Instruction - Can you write out the whole listing exactly?

Supplied entries -
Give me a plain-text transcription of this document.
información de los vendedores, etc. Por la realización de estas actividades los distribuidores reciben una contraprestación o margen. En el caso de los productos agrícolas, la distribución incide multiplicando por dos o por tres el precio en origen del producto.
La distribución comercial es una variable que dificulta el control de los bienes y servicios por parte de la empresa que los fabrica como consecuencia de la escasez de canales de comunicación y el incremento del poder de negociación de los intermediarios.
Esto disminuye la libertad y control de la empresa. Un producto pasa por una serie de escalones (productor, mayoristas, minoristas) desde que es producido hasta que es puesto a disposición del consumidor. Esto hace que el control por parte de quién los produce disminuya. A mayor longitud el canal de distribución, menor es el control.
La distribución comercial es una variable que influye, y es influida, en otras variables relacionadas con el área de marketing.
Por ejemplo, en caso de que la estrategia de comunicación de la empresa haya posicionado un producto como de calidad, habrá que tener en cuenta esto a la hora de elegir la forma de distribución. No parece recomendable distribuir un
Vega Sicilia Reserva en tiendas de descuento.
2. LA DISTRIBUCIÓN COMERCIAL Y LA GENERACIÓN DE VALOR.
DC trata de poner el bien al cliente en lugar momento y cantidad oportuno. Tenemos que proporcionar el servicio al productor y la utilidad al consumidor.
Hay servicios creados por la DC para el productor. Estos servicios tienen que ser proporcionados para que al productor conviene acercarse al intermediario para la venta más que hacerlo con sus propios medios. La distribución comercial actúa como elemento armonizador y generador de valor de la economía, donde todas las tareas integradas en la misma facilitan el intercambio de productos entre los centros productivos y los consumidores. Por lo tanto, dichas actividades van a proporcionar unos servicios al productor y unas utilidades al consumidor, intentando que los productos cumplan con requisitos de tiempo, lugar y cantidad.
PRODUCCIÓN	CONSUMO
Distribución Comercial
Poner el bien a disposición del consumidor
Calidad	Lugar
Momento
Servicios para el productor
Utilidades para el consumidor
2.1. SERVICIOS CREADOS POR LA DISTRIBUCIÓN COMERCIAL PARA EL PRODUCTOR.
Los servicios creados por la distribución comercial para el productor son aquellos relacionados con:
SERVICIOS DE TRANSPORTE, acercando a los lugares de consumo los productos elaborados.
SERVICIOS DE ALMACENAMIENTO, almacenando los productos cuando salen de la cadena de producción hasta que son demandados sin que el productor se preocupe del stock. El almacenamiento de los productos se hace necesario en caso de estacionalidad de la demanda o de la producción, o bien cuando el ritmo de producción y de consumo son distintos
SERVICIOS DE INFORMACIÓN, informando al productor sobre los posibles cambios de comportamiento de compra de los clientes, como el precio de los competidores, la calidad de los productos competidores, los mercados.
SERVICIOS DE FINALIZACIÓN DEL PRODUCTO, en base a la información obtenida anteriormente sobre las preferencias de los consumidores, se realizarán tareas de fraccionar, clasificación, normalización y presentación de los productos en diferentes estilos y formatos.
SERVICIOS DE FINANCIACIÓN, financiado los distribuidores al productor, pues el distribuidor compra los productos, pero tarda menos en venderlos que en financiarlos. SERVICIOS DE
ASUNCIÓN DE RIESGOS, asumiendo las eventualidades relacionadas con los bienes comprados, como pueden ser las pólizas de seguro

Reply -
Give me a plain-text transcription of this document.
información de los vendedores, etc. Por la realización de estas actividades los distribuidores reciben una contraprestación o margen. En el caso de los productos agrícolas, la distribución incide multiplicando por dos o por tres el precio en origen del producto.
La distribución comercial es una variable que dificulta el control de los bienes y servicios por parte de la empresa que los fabrica como consecuencia de la escasez de canales de comunicación y el incremento del poder de negociación de los intermediarios.
Esto disminuye la libertad y control de la empresa. Un producto pasa por una serie de escalones (productor, mayoristas, minoristas) desde que es producido hasta que es puesto a disposición del consumidor. Esto hace que el control por parte de quién los produce disminuya. A mayor longitud el canal de distribución, menor es el control.
La distribución comercial es una variable que influye, y es influida, en otras variables relacionadas con el área de marketing.
Por ejemplo, en caso de que la estrategia de comunicación de la empresa haya posicionado un producto como de calidad, habrá que tener en cuenta esto a la hora de elegir la forma de distribución. No parece recomendable distribuir un
Vega Sicilia Reserva en tiendas de descuento.
2. LA DISTRIBUCIÓN COMERCIAL Y LA GENERACIÓN DE VALOR.
DC trata de poner el bien al cliente en lugar momento y cantidad oportuno. Tenemos que proporcionar el servicio al productor y la utilidad al consumidor.
Hay servicios creados por la DC para el productor. Estos servicios tienen que ser proporcionados para que al productor conviene acercarse al intermediario para la venta más que hacerlo con sus propios medios. La distribución comercial actúa como elemento armonizador y generador de valor de la economía, donde todas las tareas integradas en la misma facilitan el intercambio de productos entre los centros productivos y los consumidores. Por lo tanto, dichas actividades van a proporcionar unos servicios al productor y unas utilidades al consumidor, intentando que los productos cumplan con requisitos de tiempo, lugar y cantidad.
PRODUCCIÓN	CONSUMO
Distribución Comercial
Poner el bien a disposición del consumidor
Calidad	Lugar
Momento
Servicios para el productor
Utilidades para el consumidor
2.1. SERVICIOS CREADOS POR LA DISTRIBUCIÓN COMERCIAL PARA EL PRODUCTOR.
Los servicios creados por la distribución comercial para el productor son aquellos relacionados con:
SERVICIOS DE TRANSPORTE, acercando a los lugares de consumo los productos elaborados.
SERVICIOS DE ALMACENAMIENTO, almacenando los productos cuando salen de la cadena de producción hasta que son demandados sin que el productor se preocupe del stock. El almacenamiento de los productos se hace necesario en caso de estacionalidad de la demanda o de la producción, o bien cuando el ritmo de producción y de consumo son distintos
SERVICIOS DE INFORMACIÓN, informando al productor sobre los posibles cambios de comportamiento de compra de los clientes, como el precio de los competidores, la calidad de los productos competidores, los mercados.
SERVICIOS DE FINALIZACIÓN DEL PRODUCTO, en base a la información obtenida anteriormente sobre las preferencias de los consumidores, se realizarán tareas de fraccionar, clasificación, normalización y presentación de los productos en diferentes estilos y formatos.
SERVICIOS DE FINANCIACIÓN, financiado los distribuidores al productor, pues el distribuidor compra los productos, pero tarda menos en venderlos que en financiarlos. SERVICIOS DE
ASUNCIÓN DE RIESGOS, asumiendo las eventualidades relacionadas con los bienes comprados, como pueden ser las pólizas de seguro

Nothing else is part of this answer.